- Records from a collection:
______________________________
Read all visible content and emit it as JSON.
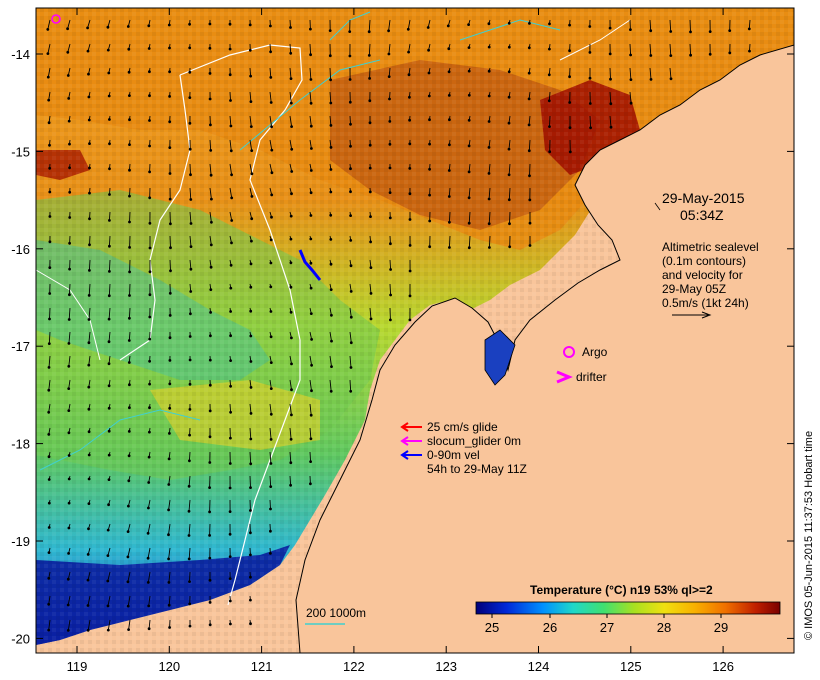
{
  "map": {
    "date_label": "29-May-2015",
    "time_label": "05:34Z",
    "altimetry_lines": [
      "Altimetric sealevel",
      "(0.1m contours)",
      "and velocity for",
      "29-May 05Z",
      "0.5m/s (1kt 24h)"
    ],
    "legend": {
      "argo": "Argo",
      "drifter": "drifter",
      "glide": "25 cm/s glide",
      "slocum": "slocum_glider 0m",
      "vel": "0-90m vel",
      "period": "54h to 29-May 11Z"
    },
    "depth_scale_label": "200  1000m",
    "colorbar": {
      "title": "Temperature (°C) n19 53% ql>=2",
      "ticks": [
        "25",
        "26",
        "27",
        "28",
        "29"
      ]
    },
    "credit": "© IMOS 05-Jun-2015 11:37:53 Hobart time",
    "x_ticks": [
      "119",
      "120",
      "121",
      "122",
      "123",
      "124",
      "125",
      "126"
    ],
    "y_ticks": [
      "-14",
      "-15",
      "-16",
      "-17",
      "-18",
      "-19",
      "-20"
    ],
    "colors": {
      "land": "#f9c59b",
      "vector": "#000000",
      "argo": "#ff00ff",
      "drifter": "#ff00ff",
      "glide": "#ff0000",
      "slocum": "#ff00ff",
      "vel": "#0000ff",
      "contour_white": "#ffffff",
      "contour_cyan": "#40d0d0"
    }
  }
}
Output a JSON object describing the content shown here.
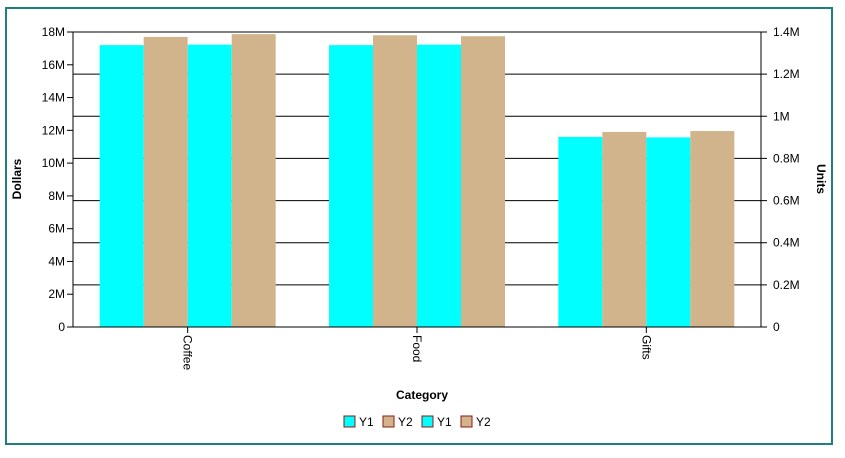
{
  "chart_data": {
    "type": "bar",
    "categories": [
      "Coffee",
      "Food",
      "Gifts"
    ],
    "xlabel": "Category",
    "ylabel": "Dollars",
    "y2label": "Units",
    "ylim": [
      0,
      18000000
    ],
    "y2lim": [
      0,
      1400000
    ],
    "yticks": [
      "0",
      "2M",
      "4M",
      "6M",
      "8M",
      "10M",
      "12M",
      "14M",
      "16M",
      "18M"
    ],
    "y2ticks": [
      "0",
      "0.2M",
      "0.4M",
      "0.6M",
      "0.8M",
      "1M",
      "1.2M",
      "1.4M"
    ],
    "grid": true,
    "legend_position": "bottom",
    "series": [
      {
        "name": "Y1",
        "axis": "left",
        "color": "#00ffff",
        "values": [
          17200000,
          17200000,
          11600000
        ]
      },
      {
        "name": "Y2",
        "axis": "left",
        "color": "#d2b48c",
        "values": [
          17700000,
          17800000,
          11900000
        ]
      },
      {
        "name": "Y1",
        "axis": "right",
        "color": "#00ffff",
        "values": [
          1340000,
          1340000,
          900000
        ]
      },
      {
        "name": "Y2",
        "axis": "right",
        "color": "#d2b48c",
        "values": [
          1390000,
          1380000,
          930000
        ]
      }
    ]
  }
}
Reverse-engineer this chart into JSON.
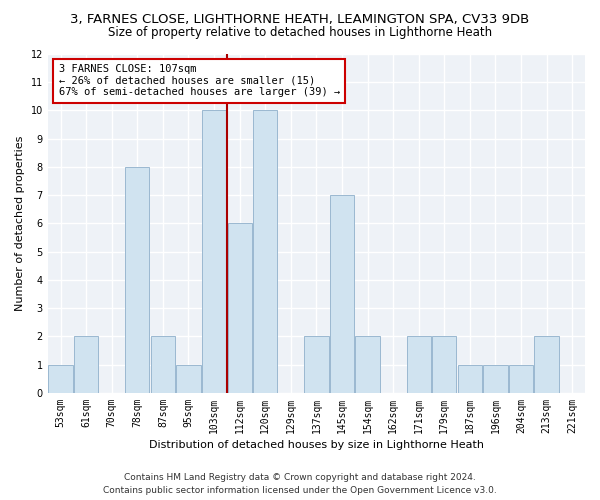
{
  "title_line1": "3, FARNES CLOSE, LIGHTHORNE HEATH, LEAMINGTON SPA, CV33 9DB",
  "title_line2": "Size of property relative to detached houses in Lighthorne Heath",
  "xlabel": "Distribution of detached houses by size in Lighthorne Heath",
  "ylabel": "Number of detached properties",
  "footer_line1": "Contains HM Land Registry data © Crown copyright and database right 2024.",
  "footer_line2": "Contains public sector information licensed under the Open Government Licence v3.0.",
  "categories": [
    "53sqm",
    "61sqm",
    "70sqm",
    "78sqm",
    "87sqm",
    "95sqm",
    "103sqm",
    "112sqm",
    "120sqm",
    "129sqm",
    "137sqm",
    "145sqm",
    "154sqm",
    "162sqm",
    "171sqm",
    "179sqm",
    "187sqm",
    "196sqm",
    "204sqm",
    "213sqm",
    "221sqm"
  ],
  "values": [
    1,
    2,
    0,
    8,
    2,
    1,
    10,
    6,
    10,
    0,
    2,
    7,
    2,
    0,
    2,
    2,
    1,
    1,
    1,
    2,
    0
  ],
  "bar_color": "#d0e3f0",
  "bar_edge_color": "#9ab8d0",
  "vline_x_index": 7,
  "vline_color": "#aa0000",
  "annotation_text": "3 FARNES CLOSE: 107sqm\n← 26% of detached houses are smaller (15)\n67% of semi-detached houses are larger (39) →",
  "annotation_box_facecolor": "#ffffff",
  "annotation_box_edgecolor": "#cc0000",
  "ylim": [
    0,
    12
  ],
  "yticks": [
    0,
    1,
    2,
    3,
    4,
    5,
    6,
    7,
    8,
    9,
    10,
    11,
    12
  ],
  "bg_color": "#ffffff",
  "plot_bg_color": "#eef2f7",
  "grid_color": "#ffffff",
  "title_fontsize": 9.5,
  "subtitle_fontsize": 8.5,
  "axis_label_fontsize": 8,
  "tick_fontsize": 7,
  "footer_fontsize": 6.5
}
______________________________
- What to produce: Every line of the material is to be quoted exactly, with no pictures carried over.

- Response:
Read all visible content and emit it as JSON.
{
  "map": {
    "date_label": "29-May-2015",
    "time_label": "05:34Z",
    "altimetry_lines": [
      "Altimetric sealevel",
      "(0.1m contours)",
      "and velocity for",
      "29-May 05Z",
      "0.5m/s (1kt 24h)"
    ],
    "legend": {
      "argo": "Argo",
      "drifter": "drifter",
      "glide": "25 cm/s glide",
      "slocum": "slocum_glider 0m",
      "vel": "0-90m vel",
      "period": "54h to 29-May 11Z"
    },
    "depth_scale_label": "200  1000m",
    "colorbar": {
      "title": "Temperature (°C) n19 53% ql>=2",
      "ticks": [
        "25",
        "26",
        "27",
        "28",
        "29"
      ]
    },
    "credit": "© IMOS 05-Jun-2015 11:37:53 Hobart time",
    "x_ticks": [
      "119",
      "120",
      "121",
      "122",
      "123",
      "124",
      "125",
      "126"
    ],
    "y_ticks": [
      "-14",
      "-15",
      "-16",
      "-17",
      "-18",
      "-19",
      "-20"
    ],
    "colors": {
      "land": "#f9c59b",
      "vector": "#000000",
      "argo": "#ff00ff",
      "drifter": "#ff00ff",
      "glide": "#ff0000",
      "slocum": "#ff00ff",
      "vel": "#0000ff",
      "contour_white": "#ffffff",
      "contour_cyan": "#40d0d0"
    }
  }
}
Output a JSON object describing the content shown here.
{
  "chart_data": {
    "type": "bar",
    "categories": [
      "Coffee",
      "Food",
      "Gifts"
    ],
    "xlabel": "Category",
    "ylabel": "Dollars",
    "y2label": "Units",
    "ylim": [
      0,
      18000000
    ],
    "y2lim": [
      0,
      1400000
    ],
    "yticks": [
      "0",
      "2M",
      "4M",
      "6M",
      "8M",
      "10M",
      "12M",
      "14M",
      "16M",
      "18M"
    ],
    "y2ticks": [
      "0",
      "0.2M",
      "0.4M",
      "0.6M",
      "0.8M",
      "1M",
      "1.2M",
      "1.4M"
    ],
    "grid": true,
    "legend_position": "bottom",
    "series": [
      {
        "name": "Y1",
        "axis": "left",
        "color": "#00ffff",
        "values": [
          17200000,
          17200000,
          11600000
        ]
      },
      {
        "name": "Y2",
        "axis": "left",
        "color": "#d2b48c",
        "values": [
          17700000,
          17800000,
          11900000
        ]
      },
      {
        "name": "Y1",
        "axis": "right",
        "color": "#00ffff",
        "values": [
          1340000,
          1340000,
          900000
        ]
      },
      {
        "name": "Y2",
        "axis": "right",
        "color": "#d2b48c",
        "values": [
          1390000,
          1380000,
          930000
        ]
      }
    ]
  }
}
Reverse-engineer this chart into JSON.
{
  "title_line1": "3, FARNES CLOSE, LIGHTHORNE HEATH, LEAMINGTON SPA, CV33 9DB",
  "title_line2": "Size of property relative to detached houses in Lighthorne Heath",
  "xlabel": "Distribution of detached houses by size in Lighthorne Heath",
  "ylabel": "Number of detached properties",
  "footer_line1": "Contains HM Land Registry data © Crown copyright and database right 2024.",
  "footer_line2": "Contains public sector information licensed under the Open Government Licence v3.0.",
  "categories": [
    "53sqm",
    "61sqm",
    "70sqm",
    "78sqm",
    "87sqm",
    "95sqm",
    "103sqm",
    "112sqm",
    "120sqm",
    "129sqm",
    "137sqm",
    "145sqm",
    "154sqm",
    "162sqm",
    "171sqm",
    "179sqm",
    "187sqm",
    "196sqm",
    "204sqm",
    "213sqm",
    "221sqm"
  ],
  "values": [
    1,
    2,
    0,
    8,
    2,
    1,
    10,
    6,
    10,
    0,
    2,
    7,
    2,
    0,
    2,
    2,
    1,
    1,
    1,
    2,
    0
  ],
  "bar_color": "#d0e3f0",
  "bar_edge_color": "#9ab8d0",
  "vline_x_index": 7,
  "vline_color": "#aa0000",
  "annotation_text": "3 FARNES CLOSE: 107sqm\n← 26% of detached houses are smaller (15)\n67% of semi-detached houses are larger (39) →",
  "annotation_box_facecolor": "#ffffff",
  "annotation_box_edgecolor": "#cc0000",
  "ylim": [
    0,
    12
  ],
  "yticks": [
    0,
    1,
    2,
    3,
    4,
    5,
    6,
    7,
    8,
    9,
    10,
    11,
    12
  ],
  "bg_color": "#ffffff",
  "plot_bg_color": "#eef2f7",
  "grid_color": "#ffffff",
  "title_fontsize": 9.5,
  "subtitle_fontsize": 8.5,
  "axis_label_fontsize": 8,
  "tick_fontsize": 7,
  "footer_fontsize": 6.5
}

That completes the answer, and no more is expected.